=== SHORT PROBLEM ===
Search the data for the string "source" and gather each line it is in.

══ PROVIDED MATERIAL ══

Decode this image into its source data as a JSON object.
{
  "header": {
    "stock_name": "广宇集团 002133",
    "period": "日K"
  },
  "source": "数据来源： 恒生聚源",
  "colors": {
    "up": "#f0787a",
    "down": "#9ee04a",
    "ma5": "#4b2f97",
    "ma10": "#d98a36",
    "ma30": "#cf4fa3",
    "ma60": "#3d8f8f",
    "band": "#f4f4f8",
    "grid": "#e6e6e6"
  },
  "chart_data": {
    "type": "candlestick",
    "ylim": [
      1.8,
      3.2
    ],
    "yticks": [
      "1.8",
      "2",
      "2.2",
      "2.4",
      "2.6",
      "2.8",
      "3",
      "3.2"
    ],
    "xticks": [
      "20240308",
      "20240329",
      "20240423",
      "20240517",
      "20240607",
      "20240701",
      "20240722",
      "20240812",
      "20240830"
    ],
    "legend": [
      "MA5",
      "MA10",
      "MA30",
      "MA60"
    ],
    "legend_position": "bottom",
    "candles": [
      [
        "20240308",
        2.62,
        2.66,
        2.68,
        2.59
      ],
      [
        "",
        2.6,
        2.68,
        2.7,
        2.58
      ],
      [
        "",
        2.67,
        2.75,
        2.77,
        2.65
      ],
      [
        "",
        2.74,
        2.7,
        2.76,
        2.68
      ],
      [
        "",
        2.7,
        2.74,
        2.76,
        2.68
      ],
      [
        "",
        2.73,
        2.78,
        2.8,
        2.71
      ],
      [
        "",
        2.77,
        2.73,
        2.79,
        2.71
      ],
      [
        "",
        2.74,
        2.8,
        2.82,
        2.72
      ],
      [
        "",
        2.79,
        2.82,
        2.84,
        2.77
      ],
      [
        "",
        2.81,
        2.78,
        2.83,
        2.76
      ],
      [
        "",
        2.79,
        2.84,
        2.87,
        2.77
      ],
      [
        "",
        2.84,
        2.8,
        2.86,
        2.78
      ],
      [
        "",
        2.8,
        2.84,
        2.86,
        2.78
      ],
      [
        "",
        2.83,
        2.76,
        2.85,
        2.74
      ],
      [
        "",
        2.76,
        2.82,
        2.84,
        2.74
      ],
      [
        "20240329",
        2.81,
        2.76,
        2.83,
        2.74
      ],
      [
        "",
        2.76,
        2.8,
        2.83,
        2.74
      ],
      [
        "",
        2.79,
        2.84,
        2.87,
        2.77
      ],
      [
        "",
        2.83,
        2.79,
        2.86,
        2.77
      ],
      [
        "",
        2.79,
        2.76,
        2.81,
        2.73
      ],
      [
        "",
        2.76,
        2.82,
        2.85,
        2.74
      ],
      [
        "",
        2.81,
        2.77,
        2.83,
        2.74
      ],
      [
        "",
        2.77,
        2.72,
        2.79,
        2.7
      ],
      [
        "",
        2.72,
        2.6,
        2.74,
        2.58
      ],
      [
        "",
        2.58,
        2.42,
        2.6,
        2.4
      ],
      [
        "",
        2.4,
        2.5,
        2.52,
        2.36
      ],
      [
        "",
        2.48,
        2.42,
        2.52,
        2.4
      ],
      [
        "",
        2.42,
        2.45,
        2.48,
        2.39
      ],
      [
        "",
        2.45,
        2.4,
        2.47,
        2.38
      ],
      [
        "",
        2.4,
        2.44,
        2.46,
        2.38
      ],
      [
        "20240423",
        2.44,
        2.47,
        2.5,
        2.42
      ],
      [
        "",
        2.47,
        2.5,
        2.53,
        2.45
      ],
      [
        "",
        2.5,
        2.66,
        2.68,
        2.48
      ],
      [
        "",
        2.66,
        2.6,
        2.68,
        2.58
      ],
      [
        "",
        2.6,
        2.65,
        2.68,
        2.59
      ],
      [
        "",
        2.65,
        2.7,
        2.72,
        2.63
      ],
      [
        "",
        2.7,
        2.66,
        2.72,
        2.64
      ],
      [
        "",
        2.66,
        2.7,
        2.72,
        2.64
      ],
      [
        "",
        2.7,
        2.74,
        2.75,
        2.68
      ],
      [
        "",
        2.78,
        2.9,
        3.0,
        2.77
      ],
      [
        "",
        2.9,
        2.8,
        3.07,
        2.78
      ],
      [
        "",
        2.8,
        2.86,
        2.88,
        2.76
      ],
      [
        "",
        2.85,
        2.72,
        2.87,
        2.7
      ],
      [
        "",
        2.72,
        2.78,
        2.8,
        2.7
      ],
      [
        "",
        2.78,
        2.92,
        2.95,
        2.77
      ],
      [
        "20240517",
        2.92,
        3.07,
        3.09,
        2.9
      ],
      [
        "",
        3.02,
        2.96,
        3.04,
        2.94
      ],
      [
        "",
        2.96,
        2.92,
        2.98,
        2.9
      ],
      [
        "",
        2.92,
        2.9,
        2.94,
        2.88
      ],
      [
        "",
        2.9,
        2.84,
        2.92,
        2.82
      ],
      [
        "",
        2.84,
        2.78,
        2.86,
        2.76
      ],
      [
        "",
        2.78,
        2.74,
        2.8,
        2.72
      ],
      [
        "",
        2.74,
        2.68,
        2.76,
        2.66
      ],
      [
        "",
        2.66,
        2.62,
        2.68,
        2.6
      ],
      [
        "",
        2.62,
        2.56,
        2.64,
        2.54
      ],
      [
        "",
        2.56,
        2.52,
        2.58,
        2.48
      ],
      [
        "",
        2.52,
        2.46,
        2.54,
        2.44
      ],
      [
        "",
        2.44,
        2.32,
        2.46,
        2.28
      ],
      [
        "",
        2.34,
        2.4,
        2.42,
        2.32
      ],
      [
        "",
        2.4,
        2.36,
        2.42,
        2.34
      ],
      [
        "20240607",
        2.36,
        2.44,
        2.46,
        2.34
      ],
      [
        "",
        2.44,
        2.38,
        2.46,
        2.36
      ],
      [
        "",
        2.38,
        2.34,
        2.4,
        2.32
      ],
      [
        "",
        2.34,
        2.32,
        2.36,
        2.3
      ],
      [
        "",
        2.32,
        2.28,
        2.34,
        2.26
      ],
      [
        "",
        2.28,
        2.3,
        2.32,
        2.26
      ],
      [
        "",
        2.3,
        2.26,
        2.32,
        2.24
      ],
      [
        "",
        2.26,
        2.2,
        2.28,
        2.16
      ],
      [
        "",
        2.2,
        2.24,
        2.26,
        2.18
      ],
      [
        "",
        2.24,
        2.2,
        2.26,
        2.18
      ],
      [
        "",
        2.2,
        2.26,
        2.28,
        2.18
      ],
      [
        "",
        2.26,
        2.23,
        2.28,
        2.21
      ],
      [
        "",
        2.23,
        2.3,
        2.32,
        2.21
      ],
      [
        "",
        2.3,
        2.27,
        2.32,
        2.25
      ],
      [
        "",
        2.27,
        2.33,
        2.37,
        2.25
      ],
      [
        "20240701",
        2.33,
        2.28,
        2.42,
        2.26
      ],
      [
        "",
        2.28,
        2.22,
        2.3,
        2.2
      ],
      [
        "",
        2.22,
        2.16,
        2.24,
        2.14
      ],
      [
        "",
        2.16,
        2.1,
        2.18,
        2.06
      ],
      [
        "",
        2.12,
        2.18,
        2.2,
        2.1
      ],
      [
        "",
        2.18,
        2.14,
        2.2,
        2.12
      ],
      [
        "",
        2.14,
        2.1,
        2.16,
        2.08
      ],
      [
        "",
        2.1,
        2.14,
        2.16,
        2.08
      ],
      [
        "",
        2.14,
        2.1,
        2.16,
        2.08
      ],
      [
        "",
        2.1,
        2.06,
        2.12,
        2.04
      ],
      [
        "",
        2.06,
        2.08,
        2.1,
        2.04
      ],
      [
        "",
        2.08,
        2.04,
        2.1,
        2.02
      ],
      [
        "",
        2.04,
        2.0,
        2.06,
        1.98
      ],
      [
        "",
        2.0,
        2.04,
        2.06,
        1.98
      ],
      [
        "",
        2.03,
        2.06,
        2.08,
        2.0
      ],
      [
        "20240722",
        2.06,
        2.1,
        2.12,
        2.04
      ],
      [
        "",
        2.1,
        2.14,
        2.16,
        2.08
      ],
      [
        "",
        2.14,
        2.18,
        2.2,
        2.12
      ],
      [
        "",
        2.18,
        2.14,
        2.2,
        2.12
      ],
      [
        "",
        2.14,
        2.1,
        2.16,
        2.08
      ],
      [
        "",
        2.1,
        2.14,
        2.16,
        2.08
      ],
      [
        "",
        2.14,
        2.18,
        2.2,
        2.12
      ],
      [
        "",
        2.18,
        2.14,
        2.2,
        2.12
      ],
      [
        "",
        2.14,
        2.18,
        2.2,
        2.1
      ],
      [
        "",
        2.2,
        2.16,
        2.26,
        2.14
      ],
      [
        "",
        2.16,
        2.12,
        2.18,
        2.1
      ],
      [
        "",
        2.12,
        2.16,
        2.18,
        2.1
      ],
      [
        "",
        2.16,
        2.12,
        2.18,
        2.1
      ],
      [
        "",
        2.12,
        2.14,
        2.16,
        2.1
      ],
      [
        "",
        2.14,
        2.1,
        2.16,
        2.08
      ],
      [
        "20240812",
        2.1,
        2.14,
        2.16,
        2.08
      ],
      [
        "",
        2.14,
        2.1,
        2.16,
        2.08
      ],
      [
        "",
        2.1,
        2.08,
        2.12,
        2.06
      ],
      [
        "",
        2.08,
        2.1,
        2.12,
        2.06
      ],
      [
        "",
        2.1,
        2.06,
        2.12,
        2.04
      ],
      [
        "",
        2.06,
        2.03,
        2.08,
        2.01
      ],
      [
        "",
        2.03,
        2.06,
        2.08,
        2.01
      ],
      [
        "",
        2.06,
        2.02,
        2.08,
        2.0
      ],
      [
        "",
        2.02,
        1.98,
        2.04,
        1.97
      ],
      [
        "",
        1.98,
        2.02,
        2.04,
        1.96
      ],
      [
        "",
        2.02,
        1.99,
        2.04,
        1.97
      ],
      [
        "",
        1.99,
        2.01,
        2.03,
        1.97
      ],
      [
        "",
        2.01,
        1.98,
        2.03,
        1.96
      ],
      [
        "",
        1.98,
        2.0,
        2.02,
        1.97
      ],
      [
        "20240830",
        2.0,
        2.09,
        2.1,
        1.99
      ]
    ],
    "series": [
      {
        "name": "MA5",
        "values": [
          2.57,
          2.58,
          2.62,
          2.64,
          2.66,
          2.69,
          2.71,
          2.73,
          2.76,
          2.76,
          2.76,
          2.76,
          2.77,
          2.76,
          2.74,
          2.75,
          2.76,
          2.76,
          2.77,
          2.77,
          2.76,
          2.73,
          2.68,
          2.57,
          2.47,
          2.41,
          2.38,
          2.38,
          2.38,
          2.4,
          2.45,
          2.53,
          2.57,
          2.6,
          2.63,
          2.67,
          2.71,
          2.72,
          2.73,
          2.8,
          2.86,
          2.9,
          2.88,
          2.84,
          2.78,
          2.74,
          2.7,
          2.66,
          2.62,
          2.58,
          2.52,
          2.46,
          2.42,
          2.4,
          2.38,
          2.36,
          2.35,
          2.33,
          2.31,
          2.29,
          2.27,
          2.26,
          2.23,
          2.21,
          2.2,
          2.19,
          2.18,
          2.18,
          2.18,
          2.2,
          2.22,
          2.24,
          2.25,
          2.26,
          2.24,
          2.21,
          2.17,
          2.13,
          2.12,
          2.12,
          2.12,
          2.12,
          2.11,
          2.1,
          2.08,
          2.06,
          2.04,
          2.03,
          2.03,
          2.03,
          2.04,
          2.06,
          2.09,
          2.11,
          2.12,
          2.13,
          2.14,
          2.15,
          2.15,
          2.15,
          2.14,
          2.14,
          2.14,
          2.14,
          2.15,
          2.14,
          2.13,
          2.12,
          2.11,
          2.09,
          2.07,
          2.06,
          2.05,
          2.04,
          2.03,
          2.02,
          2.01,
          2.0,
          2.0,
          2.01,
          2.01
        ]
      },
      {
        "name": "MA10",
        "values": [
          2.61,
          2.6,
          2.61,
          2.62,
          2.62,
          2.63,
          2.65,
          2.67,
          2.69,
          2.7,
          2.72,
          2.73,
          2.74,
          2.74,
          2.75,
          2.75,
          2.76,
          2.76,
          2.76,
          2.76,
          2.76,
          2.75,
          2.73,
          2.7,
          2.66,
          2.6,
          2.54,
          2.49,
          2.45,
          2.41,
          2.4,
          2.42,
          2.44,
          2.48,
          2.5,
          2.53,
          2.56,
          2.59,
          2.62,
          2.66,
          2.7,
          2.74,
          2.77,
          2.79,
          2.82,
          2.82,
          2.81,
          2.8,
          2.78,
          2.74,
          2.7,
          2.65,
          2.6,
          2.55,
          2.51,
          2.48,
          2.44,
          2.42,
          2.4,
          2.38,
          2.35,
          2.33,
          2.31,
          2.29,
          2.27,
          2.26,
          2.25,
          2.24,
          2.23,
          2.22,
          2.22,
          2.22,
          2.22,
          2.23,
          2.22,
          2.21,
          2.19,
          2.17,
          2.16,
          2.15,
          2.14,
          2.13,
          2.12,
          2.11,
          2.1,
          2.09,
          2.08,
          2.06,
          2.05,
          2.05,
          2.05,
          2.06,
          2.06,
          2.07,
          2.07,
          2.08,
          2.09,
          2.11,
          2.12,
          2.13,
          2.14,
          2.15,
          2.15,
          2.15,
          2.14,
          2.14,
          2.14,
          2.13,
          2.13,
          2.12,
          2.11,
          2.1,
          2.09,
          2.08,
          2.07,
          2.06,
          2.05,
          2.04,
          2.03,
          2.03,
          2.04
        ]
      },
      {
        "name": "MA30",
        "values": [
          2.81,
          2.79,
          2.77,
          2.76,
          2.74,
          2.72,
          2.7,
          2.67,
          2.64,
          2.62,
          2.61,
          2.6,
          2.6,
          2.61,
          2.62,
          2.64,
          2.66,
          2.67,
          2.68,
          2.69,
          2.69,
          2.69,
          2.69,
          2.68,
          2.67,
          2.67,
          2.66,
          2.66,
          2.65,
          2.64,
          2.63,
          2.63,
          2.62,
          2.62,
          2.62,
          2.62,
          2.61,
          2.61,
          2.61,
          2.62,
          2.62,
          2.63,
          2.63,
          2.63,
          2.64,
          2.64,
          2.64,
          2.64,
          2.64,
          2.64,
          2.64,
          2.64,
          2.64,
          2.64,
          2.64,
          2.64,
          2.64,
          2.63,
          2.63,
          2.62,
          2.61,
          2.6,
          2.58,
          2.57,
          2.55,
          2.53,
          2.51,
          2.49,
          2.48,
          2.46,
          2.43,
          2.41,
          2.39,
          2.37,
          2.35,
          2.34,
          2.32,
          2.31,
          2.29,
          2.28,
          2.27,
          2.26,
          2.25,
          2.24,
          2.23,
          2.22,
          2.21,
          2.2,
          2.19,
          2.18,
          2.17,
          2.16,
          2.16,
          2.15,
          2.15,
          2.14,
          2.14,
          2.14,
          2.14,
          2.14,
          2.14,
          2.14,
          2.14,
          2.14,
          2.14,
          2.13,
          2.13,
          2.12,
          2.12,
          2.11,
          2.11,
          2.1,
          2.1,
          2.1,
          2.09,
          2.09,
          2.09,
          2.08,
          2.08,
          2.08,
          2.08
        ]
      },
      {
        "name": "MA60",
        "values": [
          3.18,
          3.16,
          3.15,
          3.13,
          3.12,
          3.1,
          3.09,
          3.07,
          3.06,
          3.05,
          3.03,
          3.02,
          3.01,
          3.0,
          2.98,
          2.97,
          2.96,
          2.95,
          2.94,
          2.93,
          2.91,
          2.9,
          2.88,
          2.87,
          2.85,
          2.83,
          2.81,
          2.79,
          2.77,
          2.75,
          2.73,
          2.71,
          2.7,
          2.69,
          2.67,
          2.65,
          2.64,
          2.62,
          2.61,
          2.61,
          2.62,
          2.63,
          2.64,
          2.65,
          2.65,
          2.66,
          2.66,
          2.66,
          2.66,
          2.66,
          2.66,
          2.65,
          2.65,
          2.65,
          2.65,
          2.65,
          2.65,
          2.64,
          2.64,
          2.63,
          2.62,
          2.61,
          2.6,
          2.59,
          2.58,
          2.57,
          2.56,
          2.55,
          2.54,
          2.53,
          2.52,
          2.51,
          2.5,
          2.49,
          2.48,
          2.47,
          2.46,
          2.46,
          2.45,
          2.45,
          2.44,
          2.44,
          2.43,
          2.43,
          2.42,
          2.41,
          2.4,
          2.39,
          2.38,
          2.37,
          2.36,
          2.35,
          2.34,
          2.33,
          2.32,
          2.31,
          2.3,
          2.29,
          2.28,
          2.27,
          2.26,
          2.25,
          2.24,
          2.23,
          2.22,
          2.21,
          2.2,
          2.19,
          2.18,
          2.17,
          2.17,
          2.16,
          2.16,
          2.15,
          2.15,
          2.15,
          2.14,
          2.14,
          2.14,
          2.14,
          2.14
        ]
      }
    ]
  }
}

═══

=== TASK OUTPUT ===
Decode this image into its source data as a JSON object.
  "source": "数据来源： 恒生聚源",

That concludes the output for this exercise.